— Exercise details —
Every entry must be copied word for word.

—————

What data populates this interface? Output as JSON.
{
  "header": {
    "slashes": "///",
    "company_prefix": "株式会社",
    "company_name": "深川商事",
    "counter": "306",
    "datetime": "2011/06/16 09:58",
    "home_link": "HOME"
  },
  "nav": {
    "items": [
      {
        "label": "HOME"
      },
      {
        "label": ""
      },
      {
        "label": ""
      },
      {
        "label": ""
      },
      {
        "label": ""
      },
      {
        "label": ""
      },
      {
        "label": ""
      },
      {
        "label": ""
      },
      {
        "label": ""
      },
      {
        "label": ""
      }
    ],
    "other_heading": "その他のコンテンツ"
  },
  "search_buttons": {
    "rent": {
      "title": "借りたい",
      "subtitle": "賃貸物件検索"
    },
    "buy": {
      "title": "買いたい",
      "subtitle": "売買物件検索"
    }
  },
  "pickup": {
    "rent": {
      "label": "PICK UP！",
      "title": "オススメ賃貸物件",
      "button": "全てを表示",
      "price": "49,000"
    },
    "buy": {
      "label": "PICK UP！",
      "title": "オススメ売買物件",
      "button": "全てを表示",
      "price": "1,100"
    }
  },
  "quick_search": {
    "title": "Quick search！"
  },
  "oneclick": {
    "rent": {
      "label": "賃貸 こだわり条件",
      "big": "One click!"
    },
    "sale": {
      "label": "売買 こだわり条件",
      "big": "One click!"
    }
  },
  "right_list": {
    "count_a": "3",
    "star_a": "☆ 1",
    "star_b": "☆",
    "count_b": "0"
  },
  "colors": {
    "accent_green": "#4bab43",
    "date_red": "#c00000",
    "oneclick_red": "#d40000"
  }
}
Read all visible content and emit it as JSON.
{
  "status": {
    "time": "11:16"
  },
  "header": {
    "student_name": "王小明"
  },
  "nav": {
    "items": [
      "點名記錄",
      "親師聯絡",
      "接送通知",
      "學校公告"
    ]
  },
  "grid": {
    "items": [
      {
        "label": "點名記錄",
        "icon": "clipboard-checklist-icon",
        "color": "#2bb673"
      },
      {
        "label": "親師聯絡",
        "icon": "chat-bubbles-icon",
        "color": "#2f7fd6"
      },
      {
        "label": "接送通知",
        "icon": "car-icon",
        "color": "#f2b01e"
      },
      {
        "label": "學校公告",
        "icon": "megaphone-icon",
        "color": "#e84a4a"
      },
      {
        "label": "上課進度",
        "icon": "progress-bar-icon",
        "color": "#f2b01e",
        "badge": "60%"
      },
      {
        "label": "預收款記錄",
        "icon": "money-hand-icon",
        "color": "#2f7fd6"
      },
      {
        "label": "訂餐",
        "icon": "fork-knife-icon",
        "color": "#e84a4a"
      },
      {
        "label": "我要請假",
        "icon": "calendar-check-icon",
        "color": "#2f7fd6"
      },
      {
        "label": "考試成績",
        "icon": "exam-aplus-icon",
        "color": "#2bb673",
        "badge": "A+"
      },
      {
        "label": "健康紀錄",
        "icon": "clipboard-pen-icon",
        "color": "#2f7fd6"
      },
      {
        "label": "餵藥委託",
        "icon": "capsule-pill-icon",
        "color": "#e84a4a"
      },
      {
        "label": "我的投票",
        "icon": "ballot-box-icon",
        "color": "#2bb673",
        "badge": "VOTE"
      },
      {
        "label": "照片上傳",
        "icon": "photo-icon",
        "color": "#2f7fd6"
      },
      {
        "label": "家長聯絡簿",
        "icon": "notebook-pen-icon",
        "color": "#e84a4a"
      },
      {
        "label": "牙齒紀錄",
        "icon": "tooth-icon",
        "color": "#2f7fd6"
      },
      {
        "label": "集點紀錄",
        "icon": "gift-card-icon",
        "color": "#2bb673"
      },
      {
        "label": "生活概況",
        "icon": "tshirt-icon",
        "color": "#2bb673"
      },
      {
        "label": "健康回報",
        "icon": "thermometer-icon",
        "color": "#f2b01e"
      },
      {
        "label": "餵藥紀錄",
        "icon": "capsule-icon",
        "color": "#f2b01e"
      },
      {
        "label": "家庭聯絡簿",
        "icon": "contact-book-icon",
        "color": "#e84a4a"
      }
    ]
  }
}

—————

— Solution for this task —
What data populates this interface? Output as JSON.
{
  "header": {
    "slashes": "///",
    "company_prefix": "株式会社",
    "company_name": "深川商事",
    "counter": "306",
    "datetime": "2011/06/16 09:58",
    "home_link": "HOME"
  },
  "nav": {
    "items": [
      {
        "label": "HOME"
      },
      {
        "label": ""
      },
      {
        "label": ""
      },
      {
        "label": ""
      },
      {
        "label": ""
      },
      {
        "label": ""
      },
      {
        "label": ""
      },
      {
        "label": ""
      },
      {
        "label": ""
      },
      {
        "label": ""
      }
    ],
    "other_heading": "その他のコンテンツ"
  },
  "search_buttons": {
    "rent": {
      "title": "借りたい",
      "subtitle": "賃貸物件検索"
    },
    "buy": {
      "title": "買いたい",
      "subtitle": "売買物件検索"
    }
  },
  "pickup": {
    "rent": {
      "label": "PICK UP！",
      "title": "オススメ賃貸物件",
      "button": "全てを表示",
      "price": "49,000"
    },
    "buy": {
      "label": "PICK UP！",
      "title": "オススメ売買物件",
      "button": "全てを表示",
      "price": "1,100"
    }
  },
  "quick_search": {
    "title": "Quick search！"
  },
  "oneclick": {
    "rent": {
      "label": "賃貸 こだわり条件",
      "big": "One click!"
    },
    "sale": {
      "label": "売買 こだわり条件",
      "big": "One click!"
    }
  },
  "right_list": {
    "count_a": "3",
    "star_a": "☆ 1",
    "star_b": "☆",
    "count_b": "0"
  },
  "colors": {
    "accent_green": "#4bab43",
    "date_red": "#c00000",
    "oneclick_red": "#d40000"
  }
}
Read all visible content and emit it as JSON.
{
  "status": {
    "time": "11:16"
  },
  "header": {
    "student_name": "王小明"
  },
  "nav": {
    "items": [
      "點名記錄",
      "親師聯絡",
      "接送通知",
      "學校公告"
    ]
  },
  "grid": {
    "items": [
      {
        "label": "點名記錄",
        "icon": "clipboard-checklist-icon",
        "color": "#2bb673"
      },
      {
        "label": "親師聯絡",
        "icon": "chat-bubbles-icon",
        "color": "#2f7fd6"
      },
      {
        "label": "接送通知",
        "icon": "car-icon",
        "color": "#f2b01e"
      },
      {
        "label": "學校公告",
        "icon": "megaphone-icon",
        "color": "#e84a4a"
      },
      {
        "label": "上課進度",
        "icon": "progress-bar-icon",
        "color": "#f2b01e",
        "badge": "60%"
      },
      {
        "label": "預收款記錄",
        "icon": "money-hand-icon",
        "color": "#2f7fd6"
      },
      {
        "label": "訂餐",
        "icon": "fork-knife-icon",
        "color": "#e84a4a"
      },
      {
        "label": "我要請假",
        "icon": "calendar-check-icon",
        "color": "#2f7fd6"
      },
      {
        "label": "考試成績",
        "icon": "exam-aplus-icon",
        "color": "#2bb673",
        "badge": "A+"
      },
      {
        "label": "健康紀錄",
        "icon": "clipboard-pen-icon",
        "color": "#2f7fd6"
      },
      {
        "label": "餵藥委託",
        "icon": "capsule-pill-icon",
        "color": "#e84a4a"
      },
      {
        "label": "我的投票",
        "icon": "ballot-box-icon",
        "color": "#2bb673",
        "badge": "VOTE"
      },
      {
        "label": "照片上傳",
        "icon": "photo-icon",
        "color": "#2f7fd6"
      },
      {
        "label": "家長聯絡簿",
        "icon": "notebook-pen-icon",
        "color": "#e84a4a"
      },
      {
        "label": "牙齒紀錄",
        "icon": "tooth-icon",
        "color": "#2f7fd6"
      },
      {
        "label": "集點紀錄",
        "icon": "gift-card-icon",
        "color": "#2bb673"
      },
      {
        "label": "生活概況",
        "icon": "tshirt-icon",
        "color": "#2bb673"
      },
      {
        "label": "健康回報",
        "icon": "thermometer-icon",
        "color": "#f2b01e"
      },
      {
        "label": "餵藥紀錄",
        "icon": "capsule-icon",
        "color": "#f2b01e"
      },
      {
        "label": "家庭聯絡簿",
        "icon": "contact-book-icon",
        "color": "#e84a4a"
      }
    ]
  }
}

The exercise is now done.